**Data for this exercise:**
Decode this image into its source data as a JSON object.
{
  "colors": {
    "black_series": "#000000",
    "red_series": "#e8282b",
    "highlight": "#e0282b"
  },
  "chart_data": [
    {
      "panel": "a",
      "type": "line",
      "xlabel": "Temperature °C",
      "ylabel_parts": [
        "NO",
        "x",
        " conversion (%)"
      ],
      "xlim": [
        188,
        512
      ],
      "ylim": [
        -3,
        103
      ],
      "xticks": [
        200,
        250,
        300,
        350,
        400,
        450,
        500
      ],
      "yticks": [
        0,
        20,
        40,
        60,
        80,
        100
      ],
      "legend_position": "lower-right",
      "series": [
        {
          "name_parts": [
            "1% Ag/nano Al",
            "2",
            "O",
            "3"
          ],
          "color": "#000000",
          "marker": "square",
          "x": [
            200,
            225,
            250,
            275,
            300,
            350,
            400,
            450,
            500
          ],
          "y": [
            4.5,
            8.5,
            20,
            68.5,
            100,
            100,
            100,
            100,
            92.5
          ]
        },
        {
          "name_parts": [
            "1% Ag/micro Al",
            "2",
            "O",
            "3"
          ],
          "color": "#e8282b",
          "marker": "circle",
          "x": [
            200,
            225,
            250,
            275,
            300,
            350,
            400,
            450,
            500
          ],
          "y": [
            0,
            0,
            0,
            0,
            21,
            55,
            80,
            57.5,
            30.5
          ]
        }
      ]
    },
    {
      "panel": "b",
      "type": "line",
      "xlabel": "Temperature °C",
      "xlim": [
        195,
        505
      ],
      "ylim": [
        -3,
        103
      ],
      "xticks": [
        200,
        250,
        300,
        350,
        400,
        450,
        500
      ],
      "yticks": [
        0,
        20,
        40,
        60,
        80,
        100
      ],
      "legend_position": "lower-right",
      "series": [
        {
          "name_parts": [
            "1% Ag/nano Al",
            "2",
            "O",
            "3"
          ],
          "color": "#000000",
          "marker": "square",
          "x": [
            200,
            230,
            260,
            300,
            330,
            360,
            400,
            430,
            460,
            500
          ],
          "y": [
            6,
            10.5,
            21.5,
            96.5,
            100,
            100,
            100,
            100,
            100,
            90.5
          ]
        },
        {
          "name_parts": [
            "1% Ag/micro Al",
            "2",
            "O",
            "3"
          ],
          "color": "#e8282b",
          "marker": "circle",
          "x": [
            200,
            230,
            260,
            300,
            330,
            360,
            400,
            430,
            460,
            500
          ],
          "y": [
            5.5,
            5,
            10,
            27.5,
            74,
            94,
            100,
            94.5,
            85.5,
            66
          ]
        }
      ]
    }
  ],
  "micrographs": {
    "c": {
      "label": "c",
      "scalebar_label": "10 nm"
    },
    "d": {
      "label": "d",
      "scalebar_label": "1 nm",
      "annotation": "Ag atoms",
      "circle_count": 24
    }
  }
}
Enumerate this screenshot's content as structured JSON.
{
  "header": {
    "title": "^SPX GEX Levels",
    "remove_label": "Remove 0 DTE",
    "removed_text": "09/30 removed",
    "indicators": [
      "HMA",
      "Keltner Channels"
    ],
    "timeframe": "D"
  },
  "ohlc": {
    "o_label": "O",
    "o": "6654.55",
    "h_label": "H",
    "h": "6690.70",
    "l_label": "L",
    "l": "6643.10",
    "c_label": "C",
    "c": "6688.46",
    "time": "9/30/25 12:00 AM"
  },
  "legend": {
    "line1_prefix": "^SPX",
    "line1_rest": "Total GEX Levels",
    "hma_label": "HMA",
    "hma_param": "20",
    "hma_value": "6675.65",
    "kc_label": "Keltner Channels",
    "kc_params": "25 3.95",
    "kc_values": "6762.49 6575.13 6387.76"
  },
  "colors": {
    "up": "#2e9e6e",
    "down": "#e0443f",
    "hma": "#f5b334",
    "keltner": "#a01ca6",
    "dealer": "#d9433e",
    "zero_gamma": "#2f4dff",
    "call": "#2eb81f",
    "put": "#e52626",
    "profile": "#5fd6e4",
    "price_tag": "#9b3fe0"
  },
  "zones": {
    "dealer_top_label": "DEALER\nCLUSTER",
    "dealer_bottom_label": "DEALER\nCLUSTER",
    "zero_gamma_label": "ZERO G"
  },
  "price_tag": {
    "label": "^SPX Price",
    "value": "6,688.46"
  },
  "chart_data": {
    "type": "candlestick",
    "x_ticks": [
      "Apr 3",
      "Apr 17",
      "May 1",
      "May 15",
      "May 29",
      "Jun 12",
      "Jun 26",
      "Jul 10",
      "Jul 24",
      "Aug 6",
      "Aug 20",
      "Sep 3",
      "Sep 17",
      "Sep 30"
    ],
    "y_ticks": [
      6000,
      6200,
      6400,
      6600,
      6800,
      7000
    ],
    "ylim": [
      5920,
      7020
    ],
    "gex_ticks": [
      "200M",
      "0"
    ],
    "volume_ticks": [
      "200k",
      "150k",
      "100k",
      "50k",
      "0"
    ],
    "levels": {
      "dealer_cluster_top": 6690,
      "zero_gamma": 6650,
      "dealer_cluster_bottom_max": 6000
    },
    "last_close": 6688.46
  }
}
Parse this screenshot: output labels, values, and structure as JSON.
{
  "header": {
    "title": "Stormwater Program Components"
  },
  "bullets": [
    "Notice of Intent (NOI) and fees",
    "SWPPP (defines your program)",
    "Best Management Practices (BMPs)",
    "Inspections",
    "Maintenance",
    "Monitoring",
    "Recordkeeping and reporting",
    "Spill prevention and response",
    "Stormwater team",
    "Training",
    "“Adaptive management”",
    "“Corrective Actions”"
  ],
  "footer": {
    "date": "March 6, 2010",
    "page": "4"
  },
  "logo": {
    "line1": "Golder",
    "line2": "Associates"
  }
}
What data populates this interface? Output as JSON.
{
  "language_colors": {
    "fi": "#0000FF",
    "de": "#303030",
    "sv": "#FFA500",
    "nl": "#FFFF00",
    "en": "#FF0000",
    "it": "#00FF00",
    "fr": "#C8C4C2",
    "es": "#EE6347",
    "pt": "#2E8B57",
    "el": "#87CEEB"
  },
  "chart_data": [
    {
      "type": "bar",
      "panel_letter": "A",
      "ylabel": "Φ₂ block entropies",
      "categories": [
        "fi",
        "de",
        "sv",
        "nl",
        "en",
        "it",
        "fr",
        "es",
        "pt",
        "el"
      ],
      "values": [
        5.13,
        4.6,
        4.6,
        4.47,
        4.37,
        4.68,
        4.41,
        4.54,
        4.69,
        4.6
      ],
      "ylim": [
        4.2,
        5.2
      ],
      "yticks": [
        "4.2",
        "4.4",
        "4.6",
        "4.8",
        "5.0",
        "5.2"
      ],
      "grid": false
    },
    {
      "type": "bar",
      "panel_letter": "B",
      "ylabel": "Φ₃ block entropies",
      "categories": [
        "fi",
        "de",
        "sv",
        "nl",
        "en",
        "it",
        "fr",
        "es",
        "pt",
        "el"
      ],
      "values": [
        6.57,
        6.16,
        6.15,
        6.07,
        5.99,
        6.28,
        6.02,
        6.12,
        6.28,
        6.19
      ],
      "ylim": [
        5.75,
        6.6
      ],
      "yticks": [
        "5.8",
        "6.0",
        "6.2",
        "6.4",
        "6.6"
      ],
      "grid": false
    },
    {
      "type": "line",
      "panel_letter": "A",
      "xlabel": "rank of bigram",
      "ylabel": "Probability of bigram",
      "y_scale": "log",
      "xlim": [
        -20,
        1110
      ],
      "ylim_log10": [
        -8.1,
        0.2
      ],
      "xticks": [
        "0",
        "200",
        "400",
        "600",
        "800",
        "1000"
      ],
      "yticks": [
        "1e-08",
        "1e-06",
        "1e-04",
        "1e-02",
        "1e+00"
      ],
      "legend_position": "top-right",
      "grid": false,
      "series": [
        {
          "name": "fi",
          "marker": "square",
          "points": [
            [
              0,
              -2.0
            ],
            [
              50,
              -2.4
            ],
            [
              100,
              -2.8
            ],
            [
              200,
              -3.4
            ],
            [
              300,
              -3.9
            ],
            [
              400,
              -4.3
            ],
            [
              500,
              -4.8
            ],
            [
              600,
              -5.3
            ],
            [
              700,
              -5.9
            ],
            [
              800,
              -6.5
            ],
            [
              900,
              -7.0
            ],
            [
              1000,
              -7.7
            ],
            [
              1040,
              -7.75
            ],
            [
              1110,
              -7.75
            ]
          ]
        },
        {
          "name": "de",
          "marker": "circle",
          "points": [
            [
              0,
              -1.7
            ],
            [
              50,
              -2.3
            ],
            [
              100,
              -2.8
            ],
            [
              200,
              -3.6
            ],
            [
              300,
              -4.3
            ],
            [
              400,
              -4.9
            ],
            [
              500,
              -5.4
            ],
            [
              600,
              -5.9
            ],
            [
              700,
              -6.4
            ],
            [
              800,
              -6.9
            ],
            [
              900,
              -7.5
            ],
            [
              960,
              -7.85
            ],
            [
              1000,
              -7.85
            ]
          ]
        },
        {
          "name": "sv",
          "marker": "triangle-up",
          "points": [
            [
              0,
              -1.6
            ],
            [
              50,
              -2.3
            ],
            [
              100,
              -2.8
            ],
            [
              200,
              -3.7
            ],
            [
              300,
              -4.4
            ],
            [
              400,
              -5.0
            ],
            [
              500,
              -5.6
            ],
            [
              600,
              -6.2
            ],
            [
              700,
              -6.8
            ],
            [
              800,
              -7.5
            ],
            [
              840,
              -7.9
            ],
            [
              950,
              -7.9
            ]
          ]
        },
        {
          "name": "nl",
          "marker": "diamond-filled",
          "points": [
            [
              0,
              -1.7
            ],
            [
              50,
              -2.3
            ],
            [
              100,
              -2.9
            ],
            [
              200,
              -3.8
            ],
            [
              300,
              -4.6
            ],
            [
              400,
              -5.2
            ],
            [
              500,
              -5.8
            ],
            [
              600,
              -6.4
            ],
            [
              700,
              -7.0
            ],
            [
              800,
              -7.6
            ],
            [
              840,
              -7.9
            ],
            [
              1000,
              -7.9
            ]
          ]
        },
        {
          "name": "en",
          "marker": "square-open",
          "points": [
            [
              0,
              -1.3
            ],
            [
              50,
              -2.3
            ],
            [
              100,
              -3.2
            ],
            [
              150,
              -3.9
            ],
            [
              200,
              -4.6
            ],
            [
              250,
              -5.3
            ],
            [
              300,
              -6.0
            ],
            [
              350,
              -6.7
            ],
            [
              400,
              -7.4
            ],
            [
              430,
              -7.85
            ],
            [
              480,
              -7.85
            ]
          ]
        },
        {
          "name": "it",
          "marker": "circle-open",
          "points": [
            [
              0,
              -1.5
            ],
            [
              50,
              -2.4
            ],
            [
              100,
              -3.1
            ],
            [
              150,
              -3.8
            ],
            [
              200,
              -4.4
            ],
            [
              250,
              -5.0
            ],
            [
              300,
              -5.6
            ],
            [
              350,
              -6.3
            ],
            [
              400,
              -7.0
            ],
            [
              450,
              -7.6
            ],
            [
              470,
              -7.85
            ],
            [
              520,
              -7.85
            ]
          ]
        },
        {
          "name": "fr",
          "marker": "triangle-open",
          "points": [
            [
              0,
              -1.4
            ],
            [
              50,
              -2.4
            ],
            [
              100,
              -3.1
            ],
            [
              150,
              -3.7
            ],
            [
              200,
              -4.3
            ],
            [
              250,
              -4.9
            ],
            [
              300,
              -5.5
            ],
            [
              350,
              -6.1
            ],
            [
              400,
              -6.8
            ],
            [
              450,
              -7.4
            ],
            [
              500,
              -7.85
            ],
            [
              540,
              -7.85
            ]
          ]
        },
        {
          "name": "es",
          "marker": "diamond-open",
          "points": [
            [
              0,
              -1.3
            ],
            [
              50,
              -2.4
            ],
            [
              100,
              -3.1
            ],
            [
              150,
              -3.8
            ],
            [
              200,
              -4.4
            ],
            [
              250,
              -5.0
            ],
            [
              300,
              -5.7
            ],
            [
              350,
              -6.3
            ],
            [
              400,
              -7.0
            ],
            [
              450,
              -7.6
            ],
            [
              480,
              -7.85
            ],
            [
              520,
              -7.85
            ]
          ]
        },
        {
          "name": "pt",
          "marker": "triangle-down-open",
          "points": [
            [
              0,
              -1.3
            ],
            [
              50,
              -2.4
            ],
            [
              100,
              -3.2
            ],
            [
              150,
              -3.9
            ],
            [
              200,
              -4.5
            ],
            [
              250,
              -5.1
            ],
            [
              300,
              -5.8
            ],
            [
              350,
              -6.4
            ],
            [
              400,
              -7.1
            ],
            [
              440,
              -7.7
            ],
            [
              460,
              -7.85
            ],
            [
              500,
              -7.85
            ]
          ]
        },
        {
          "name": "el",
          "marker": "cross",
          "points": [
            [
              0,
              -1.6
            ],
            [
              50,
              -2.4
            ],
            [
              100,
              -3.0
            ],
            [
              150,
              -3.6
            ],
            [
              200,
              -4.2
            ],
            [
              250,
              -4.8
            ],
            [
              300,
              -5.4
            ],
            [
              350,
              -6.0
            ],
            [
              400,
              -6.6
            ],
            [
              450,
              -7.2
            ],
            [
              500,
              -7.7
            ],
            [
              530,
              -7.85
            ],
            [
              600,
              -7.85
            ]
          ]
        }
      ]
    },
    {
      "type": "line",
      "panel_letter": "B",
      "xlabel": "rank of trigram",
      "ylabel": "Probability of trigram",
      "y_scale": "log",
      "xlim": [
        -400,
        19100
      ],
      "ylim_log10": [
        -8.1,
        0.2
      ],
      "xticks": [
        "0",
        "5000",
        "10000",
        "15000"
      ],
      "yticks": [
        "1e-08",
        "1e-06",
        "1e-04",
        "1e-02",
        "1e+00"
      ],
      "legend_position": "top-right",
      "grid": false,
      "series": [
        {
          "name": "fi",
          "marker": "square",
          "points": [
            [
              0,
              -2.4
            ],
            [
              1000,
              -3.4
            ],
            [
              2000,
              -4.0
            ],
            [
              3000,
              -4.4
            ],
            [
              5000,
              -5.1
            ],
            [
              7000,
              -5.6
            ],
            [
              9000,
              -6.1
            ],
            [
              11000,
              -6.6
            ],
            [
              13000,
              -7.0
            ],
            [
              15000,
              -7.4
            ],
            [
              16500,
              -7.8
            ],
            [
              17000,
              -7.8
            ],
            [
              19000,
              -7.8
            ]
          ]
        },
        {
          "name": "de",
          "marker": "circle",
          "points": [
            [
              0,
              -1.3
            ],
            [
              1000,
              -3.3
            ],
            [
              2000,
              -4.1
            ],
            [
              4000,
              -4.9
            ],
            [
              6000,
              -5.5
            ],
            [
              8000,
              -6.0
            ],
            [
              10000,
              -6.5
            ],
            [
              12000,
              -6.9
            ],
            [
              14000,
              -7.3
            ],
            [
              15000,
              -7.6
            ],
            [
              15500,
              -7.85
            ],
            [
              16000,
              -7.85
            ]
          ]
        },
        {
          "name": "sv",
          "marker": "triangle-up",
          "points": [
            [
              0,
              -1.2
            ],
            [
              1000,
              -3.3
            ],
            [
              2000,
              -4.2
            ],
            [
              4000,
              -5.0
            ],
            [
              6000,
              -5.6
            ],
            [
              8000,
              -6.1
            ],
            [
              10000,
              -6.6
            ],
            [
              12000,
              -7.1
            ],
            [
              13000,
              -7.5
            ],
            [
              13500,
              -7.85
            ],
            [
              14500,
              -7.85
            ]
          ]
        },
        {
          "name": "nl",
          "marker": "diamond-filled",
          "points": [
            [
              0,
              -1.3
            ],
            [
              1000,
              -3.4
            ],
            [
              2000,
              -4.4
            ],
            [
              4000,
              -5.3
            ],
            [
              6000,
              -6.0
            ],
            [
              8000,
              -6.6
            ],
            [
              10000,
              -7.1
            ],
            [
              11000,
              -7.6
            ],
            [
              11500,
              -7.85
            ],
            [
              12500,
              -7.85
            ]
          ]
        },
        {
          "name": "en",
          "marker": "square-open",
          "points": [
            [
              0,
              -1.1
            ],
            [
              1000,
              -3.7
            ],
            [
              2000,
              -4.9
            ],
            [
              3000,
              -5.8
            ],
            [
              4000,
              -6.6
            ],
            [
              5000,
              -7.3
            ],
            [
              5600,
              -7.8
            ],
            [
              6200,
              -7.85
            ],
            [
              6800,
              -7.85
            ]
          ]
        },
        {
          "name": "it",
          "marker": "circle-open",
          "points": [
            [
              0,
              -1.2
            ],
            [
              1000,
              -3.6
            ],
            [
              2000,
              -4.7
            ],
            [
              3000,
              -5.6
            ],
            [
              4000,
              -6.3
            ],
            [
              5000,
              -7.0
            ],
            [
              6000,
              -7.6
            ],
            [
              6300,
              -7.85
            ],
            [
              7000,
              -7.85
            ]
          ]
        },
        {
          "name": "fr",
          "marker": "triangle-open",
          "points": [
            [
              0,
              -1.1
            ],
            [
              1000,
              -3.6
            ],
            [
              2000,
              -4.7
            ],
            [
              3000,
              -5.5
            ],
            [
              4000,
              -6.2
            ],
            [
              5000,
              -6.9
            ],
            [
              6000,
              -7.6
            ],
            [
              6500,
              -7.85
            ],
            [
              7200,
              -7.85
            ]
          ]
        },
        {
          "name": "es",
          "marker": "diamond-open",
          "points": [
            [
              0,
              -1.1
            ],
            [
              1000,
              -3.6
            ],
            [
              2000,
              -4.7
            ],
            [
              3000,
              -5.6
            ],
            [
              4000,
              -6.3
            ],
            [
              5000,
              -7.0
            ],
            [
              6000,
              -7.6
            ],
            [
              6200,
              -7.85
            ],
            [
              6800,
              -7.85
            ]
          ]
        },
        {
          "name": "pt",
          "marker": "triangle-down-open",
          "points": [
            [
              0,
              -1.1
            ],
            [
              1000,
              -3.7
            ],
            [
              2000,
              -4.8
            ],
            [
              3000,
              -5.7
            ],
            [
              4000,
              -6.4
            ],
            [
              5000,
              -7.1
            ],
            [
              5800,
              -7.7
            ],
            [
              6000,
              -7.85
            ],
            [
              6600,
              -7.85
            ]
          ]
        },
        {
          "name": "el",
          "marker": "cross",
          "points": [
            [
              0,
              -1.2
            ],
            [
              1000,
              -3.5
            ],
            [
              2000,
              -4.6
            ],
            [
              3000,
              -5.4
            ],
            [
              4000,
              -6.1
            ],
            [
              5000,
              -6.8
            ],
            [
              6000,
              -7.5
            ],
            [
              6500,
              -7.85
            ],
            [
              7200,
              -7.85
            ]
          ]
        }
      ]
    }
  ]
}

**Instructions for the task:** Filter out every line that lacks the word "JSON", and copy the rest.

**Written solution:**
Decode this image into its source data as a JSON object.
Enumerate this screenshot's content as structured JSON.
Parse this screenshot: output labels, values, and structure as JSON.
What data populates this interface? Output as JSON.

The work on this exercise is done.